Directions -> Write out every line below that includes the word "保持容器容积不变".

--- start ---

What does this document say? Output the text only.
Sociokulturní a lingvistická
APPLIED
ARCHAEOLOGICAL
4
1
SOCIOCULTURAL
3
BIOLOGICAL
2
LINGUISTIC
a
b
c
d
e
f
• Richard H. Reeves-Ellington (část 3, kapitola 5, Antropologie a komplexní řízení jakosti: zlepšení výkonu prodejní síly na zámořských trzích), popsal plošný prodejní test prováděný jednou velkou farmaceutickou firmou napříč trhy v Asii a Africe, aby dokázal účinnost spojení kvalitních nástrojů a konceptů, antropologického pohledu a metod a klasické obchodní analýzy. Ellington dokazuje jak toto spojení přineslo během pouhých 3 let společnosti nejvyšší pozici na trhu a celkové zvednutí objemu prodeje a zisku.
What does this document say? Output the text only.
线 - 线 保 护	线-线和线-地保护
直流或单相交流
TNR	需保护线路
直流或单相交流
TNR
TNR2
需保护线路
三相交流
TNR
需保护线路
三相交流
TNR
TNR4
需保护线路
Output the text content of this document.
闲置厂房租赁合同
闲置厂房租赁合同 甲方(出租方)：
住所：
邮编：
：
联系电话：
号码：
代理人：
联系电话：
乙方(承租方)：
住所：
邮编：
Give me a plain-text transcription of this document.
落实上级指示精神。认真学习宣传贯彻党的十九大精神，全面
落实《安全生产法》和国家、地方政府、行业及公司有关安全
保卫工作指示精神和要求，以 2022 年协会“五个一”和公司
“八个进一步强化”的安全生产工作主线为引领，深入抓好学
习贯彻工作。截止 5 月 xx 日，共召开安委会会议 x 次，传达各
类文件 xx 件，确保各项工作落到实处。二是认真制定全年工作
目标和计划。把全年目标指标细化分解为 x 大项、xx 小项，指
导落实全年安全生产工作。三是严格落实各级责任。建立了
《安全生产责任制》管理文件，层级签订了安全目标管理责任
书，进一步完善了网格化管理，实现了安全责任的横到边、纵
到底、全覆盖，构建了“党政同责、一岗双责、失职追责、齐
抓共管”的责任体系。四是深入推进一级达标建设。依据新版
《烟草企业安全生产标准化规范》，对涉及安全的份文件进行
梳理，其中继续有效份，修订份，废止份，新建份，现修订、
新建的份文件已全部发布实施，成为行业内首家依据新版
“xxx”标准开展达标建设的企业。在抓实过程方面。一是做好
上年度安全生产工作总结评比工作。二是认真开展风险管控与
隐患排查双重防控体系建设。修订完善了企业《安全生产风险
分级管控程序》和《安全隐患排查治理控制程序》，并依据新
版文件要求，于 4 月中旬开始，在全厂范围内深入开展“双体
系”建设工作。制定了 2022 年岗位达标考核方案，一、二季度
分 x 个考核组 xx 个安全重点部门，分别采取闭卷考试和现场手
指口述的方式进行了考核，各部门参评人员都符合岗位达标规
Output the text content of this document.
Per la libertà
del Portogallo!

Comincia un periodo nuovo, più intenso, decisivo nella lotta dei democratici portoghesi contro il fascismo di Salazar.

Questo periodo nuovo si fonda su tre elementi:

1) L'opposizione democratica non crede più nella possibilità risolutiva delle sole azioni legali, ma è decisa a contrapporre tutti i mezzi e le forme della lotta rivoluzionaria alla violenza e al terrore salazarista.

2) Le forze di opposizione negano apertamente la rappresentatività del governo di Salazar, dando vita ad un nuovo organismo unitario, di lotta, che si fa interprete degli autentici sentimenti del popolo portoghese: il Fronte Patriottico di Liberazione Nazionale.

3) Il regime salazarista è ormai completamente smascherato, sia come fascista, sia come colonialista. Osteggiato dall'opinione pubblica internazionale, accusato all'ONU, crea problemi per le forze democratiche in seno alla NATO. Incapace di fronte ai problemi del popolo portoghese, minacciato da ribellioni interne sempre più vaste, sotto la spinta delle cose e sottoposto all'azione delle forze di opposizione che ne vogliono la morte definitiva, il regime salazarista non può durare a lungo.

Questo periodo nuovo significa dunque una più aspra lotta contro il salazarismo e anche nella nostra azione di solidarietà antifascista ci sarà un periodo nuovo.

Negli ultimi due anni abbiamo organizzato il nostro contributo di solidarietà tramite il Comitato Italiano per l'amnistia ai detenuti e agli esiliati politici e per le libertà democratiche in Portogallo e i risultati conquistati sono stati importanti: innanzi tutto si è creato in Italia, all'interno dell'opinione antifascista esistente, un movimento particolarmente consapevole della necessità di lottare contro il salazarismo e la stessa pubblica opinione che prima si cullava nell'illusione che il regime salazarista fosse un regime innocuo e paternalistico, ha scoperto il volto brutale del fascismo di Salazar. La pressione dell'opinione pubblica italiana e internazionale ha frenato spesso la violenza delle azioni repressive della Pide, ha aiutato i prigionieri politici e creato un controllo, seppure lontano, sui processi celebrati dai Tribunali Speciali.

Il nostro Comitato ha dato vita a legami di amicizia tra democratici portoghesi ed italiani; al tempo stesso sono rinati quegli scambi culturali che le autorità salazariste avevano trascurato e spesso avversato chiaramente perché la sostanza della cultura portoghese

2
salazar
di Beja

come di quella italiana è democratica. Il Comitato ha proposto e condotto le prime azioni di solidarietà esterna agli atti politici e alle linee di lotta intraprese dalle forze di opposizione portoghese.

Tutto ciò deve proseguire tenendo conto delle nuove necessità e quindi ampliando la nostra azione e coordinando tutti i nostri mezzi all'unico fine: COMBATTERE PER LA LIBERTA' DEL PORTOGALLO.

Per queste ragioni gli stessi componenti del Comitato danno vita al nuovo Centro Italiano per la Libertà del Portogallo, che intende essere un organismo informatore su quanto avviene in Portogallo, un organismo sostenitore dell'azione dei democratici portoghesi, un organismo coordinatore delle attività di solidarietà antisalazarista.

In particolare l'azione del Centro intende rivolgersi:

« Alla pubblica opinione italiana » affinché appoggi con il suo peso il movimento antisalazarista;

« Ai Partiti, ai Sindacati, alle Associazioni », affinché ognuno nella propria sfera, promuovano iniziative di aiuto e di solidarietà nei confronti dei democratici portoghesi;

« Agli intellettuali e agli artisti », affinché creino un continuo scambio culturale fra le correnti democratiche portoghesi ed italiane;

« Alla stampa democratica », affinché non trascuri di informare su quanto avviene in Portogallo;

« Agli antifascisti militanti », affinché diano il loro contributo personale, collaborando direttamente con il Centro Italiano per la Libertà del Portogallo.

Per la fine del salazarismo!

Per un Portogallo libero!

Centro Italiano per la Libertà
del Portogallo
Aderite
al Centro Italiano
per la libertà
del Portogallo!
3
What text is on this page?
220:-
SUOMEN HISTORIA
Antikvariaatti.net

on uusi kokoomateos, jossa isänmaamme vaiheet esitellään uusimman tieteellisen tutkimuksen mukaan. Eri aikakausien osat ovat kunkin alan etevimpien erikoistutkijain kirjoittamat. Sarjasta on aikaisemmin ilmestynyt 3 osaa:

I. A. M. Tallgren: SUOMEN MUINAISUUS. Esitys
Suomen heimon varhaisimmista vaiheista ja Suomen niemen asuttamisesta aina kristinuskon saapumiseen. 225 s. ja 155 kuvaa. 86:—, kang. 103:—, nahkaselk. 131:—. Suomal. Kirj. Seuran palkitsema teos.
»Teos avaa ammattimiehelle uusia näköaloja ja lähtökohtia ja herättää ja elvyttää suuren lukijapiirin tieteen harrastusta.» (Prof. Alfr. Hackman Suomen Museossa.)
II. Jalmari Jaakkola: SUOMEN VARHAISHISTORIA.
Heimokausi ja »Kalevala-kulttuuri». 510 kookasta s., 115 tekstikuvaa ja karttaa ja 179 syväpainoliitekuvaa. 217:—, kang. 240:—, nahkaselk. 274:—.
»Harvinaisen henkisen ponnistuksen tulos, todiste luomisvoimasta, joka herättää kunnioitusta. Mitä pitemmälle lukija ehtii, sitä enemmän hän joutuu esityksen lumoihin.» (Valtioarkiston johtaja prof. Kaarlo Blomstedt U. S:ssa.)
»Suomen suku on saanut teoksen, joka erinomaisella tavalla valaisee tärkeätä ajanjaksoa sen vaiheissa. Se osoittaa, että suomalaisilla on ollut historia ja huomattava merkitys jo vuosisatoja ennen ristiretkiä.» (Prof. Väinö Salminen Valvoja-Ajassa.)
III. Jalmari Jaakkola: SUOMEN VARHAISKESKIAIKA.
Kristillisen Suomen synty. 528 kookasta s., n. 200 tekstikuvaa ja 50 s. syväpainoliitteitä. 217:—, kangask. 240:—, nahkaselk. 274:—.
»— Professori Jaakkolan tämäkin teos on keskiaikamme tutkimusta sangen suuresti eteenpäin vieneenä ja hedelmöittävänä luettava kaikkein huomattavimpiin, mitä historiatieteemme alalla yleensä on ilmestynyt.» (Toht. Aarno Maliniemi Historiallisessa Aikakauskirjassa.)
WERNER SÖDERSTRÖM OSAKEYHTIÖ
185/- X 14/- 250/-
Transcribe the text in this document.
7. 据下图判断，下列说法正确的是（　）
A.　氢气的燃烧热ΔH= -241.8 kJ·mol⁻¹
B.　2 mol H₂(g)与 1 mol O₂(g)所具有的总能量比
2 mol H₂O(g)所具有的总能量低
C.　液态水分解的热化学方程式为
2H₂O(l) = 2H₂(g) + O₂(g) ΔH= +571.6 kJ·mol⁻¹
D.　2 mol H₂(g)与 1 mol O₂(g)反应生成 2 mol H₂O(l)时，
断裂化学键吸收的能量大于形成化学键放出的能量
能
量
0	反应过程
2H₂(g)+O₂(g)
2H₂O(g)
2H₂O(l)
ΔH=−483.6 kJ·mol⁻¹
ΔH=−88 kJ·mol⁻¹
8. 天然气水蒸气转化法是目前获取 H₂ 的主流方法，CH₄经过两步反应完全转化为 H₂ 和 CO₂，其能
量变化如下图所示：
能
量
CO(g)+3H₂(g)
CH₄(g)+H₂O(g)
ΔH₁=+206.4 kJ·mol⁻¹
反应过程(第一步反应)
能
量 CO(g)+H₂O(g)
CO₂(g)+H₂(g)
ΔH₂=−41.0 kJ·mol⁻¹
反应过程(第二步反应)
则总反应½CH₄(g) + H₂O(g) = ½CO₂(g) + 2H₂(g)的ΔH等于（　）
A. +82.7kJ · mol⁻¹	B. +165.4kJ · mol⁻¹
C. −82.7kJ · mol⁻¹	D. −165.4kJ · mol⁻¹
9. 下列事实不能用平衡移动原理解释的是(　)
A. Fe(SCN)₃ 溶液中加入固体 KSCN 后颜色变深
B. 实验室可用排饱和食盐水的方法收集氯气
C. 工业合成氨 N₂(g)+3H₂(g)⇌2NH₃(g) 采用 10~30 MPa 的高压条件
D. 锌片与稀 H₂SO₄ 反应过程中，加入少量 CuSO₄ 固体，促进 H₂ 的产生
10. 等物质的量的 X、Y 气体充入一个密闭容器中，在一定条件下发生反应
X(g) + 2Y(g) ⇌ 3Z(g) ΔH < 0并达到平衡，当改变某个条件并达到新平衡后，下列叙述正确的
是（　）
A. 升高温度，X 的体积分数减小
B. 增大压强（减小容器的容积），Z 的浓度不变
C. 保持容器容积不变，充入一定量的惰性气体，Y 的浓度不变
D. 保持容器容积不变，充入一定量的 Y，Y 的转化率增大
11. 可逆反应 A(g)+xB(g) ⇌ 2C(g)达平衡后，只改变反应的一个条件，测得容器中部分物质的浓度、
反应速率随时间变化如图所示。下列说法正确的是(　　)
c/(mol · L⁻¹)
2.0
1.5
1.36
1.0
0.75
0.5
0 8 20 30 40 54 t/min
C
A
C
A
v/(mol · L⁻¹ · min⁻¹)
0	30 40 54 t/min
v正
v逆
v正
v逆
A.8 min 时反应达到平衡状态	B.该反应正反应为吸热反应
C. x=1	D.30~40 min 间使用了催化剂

--- end ---

Problem solution ->
C. 保持容器容积不变，充入一定量的惰性气体，Y 的浓度不变
D. 保持容器容积不变，充入一定量的 Y，Y 的转化率增大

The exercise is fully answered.